§ **YOUR TASK**
Give every entry again, word for word.

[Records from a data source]
○ ○ ○
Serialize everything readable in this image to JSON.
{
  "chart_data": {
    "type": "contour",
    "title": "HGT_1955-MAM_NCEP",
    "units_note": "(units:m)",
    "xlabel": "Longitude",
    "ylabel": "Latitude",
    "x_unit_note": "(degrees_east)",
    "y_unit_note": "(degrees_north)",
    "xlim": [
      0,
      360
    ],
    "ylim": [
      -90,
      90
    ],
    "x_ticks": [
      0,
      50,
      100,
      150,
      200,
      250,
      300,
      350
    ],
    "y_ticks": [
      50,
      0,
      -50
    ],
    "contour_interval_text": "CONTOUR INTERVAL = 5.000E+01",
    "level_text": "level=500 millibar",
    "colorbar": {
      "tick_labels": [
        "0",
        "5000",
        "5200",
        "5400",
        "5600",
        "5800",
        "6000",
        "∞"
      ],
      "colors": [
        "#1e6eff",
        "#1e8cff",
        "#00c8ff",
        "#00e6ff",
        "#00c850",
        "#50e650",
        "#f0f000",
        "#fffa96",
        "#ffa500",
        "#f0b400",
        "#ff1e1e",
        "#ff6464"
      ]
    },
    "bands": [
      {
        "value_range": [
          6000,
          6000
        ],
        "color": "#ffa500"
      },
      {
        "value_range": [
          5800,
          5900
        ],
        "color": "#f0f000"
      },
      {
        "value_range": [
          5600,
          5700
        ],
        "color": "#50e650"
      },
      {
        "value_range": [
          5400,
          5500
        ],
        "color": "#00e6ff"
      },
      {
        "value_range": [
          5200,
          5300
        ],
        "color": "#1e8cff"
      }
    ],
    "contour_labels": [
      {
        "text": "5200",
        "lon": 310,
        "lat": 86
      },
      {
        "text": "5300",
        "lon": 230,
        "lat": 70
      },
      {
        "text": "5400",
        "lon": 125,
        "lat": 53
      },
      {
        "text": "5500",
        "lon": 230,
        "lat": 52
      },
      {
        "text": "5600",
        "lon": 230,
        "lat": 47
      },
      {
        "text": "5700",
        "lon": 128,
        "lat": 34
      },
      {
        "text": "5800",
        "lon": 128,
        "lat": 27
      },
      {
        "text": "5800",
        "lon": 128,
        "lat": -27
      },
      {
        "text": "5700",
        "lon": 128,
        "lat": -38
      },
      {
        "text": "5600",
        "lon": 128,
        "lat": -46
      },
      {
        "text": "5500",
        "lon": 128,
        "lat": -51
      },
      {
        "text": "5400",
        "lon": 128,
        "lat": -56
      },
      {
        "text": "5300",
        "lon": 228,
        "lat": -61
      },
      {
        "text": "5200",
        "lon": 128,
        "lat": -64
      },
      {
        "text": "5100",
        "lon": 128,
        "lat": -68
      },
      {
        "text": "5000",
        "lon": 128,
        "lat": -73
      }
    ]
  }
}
○ ○ ○
§ **REPLY**
Serialize everything readable in this image to JSON.
{
  "chart_data": {
    "type": "contour",
    "title": "HGT_1955-MAM_NCEP",
    "units_note": "(units:m)",
    "xlabel": "Longitude",
    "ylabel": "Latitude",
    "x_unit_note": "(degrees_east)",
    "y_unit_note": "(degrees_north)",
    "xlim": [
      0,
      360
    ],
    "ylim": [
      -90,
      90
    ],
    "x_ticks": [
      0,
      50,
      100,
      150,
      200,
      250,
      300,
      350
    ],
    "y_ticks": [
      50,
      0,
      -50
    ],
    "contour_interval_text": "CONTOUR INTERVAL = 5.000E+01",
    "level_text": "level=500 millibar",
    "colorbar": {
      "tick_labels": [
        "0",
        "5000",
        "5200",
        "5400",
        "5600",
        "5800",
        "6000",
        "∞"
      ],
      "colors": [
        "#1e6eff",
        "#1e8cff",
        "#00c8ff",
        "#00e6ff",
        "#00c850",
        "#50e650",
        "#f0f000",
        "#fffa96",
        "#ffa500",
        "#f0b400",
        "#ff1e1e",
        "#ff6464"
      ]
    },
    "bands": [
      {
        "value_range": [
          6000,
          6000
        ],
        "color": "#ffa500"
      },
      {
        "value_range": [
          5800,
          5900
        ],
        "color": "#f0f000"
      },
      {
        "value_range": [
          5600,
          5700
        ],
        "color": "#50e650"
      },
      {
        "value_range": [
          5400,
          5500
        ],
        "color": "#00e6ff"
      },
      {
        "value_range": [
          5200,
          5300
        ],
        "color": "#1e8cff"
      }
    ],
    "contour_labels": [
      {
        "text": "5200",
        "lon": 310,
        "lat": 86
      },
      {
        "text": "5300",
        "lon": 230,
        "lat": 70
      },
      {
        "text": "5400",
        "lon": 125,
        "lat": 53
      },
      {
        "text": "5500",
        "lon": 230,
        "lat": 52
      },
      {
        "text": "5600",
        "lon": 230,
        "lat": 47
      },
      {
        "text": "5700",
        "lon": 128,
        "lat": 34
      },
      {
        "text": "5800",
        "lon": 128,
        "lat": 27
      },
      {
        "text": "5800",
        "lon": 128,
        "lat": -27
      },
      {
        "text": "5700",
        "lon": 128,
        "lat": -38
      },
      {
        "text": "5600",
        "lon": 128,
        "lat": -46
      },
      {
        "text": "5500",
        "lon": 128,
        "lat": -51
      },
      {
        "text": "5400",
        "lon": 128,
        "lat": -56
      },
      {
        "text": "5300",
        "lon": 228,
        "lat": -61
      },
      {
        "text": "5200",
        "lon": 128,
        "lat": -64
      },
      {
        "text": "5100",
        "lon": 128,
        "lat": -68
      },
      {
        "text": "5000",
        "lon": 128,
        "lat": -73
      }
    ]
  }
}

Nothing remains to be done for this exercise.